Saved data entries
■ ■ ■ ■ ■

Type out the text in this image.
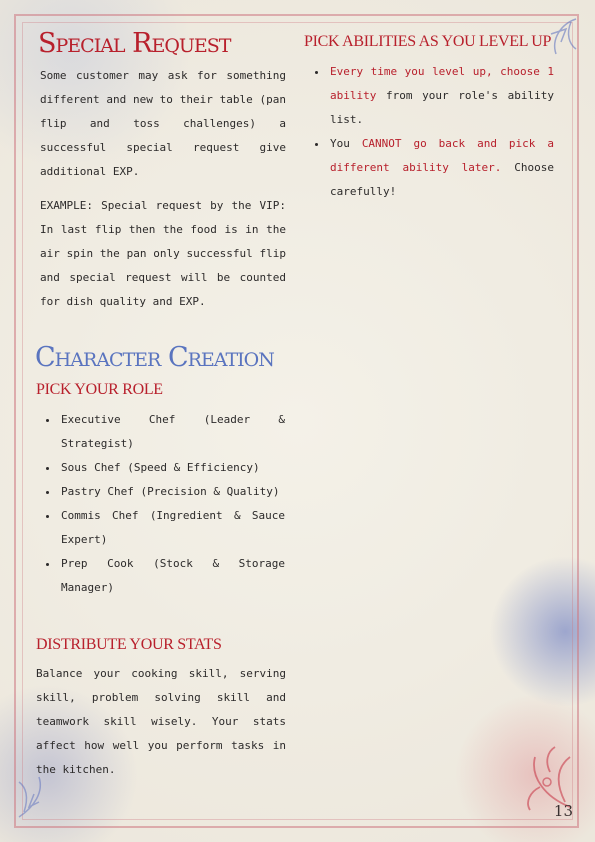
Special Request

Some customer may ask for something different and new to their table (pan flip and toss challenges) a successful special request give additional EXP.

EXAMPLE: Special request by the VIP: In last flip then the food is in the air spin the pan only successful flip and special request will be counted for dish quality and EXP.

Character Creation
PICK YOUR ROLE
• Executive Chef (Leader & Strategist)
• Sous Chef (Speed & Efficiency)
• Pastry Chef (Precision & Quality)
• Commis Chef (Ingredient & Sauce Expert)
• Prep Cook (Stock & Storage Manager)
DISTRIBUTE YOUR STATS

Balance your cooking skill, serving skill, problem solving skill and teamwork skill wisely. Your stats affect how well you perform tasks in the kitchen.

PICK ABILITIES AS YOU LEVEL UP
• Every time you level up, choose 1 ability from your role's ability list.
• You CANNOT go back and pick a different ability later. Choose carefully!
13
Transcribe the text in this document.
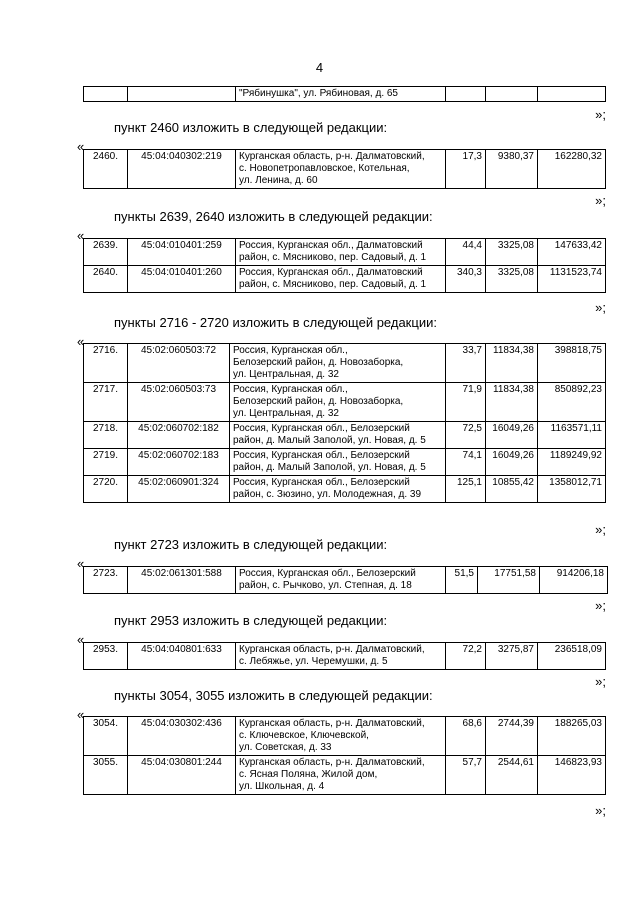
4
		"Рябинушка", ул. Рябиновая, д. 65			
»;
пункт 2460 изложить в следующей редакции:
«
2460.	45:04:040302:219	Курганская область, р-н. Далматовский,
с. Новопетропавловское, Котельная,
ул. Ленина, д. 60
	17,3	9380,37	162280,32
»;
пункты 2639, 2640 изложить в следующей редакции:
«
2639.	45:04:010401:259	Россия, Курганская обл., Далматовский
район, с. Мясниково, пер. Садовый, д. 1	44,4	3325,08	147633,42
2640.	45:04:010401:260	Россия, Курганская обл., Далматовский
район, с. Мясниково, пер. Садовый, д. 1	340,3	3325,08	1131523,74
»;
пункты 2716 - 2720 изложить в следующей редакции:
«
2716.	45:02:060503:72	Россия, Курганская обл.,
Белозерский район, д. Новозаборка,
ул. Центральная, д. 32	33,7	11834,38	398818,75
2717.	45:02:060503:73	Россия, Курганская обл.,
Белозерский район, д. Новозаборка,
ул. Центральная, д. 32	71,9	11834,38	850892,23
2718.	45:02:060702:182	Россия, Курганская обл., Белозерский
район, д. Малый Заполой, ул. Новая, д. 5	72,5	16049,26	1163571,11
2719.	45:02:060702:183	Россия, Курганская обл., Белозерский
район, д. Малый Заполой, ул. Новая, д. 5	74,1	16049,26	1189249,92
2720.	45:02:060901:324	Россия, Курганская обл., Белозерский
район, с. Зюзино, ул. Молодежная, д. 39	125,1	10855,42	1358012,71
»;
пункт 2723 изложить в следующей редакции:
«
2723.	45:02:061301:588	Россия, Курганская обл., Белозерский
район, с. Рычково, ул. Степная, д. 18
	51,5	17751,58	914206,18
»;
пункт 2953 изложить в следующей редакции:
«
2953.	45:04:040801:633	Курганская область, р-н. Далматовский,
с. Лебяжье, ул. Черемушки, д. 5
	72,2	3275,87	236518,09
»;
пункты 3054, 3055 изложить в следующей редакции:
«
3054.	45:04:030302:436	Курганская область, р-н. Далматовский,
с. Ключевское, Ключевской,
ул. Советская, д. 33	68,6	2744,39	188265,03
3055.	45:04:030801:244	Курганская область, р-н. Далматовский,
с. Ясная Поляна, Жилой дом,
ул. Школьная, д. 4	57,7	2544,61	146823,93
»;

■ ■ ■ ■ ■

> **Short problem**
Write the full listing out again with every line unchanged, but include no pictures.

> **The result**
Type out the text in this image.
Special Request

Some customer may ask for something different and new to their table (pan flip and toss challenges) a successful special request give additional EXP.

EXAMPLE: Special request by the VIP: In last flip then the food is in the air spin the pan only successful flip and special request will be counted for dish quality and EXP.

Character Creation
PICK YOUR ROLE
• Executive Chef (Leader & Strategist)
• Sous Chef (Speed & Efficiency)
• Pastry Chef (Precision & Quality)
• Commis Chef (Ingredient & Sauce Expert)
• Prep Cook (Stock & Storage Manager)
DISTRIBUTE YOUR STATS

Balance your cooking skill, serving skill, problem solving skill and teamwork skill wisely. Your stats affect how well you perform tasks in the kitchen.

PICK ABILITIES AS YOU LEVEL UP
• Every time you level up, choose 1 ability from your role's ability list.
• You CANNOT go back and pick a different ability later. Choose carefully!
13
Transcribe the text in this document.
4
		"Рябинушка", ул. Рябиновая, д. 65			
»;
пункт 2460 изложить в следующей редакции:
«
2460.	45:04:040302:219	Курганская область, р-н. Далматовский,
с. Новопетропавловское, Котельная,
ул. Ленина, д. 60
	17,3	9380,37	162280,32
»;
пункты 2639, 2640 изложить в следующей редакции:
«
2639.	45:04:010401:259	Россия, Курганская обл., Далматовский
район, с. Мясниково, пер. Садовый, д. 1	44,4	3325,08	147633,42
2640.	45:04:010401:260	Россия, Курганская обл., Далматовский
район, с. Мясниково, пер. Садовый, д. 1	340,3	3325,08	1131523,74
»;
пункты 2716 - 2720 изложить в следующей редакции:
«
2716.	45:02:060503:72	Россия, Курганская обл.,
Белозерский район, д. Новозаборка,
ул. Центральная, д. 32	33,7	11834,38	398818,75
2717.	45:02:060503:73	Россия, Курганская обл.,
Белозерский район, д. Новозаборка,
ул. Центральная, д. 32	71,9	11834,38	850892,23
2718.	45:02:060702:182	Россия, Курганская обл., Белозерский
район, д. Малый Заполой, ул. Новая, д. 5	72,5	16049,26	1163571,11
2719.	45:02:060702:183	Россия, Курганская обл., Белозерский
район, д. Малый Заполой, ул. Новая, д. 5	74,1	16049,26	1189249,92
2720.	45:02:060901:324	Россия, Курганская обл., Белозерский
район, с. Зюзино, ул. Молодежная, д. 39	125,1	10855,42	1358012,71
»;
пункт 2723 изложить в следующей редакции:
«
2723.	45:02:061301:588	Россия, Курганская обл., Белозерский
район, с. Рычково, ул. Степная, д. 18
	51,5	17751,58	914206,18
»;
пункт 2953 изложить в следующей редакции:
«
2953.	45:04:040801:633	Курганская область, р-н. Далматовский,
с. Лебяжье, ул. Черемушки, д. 5
	72,2	3275,87	236518,09
»;
пункты 3054, 3055 изложить в следующей редакции:
«
3054.	45:04:030302:436	Курганская область, р-н. Далматовский,
с. Ключевское, Ключевской,
ул. Советская, д. 33	68,6	2744,39	188265,03
3055.	45:04:030801:244	Курганская область, р-н. Далматовский,
с. Ясная Поляна, Жилой дом,
ул. Школьная, д. 4	57,7	2544,61	146823,93
»;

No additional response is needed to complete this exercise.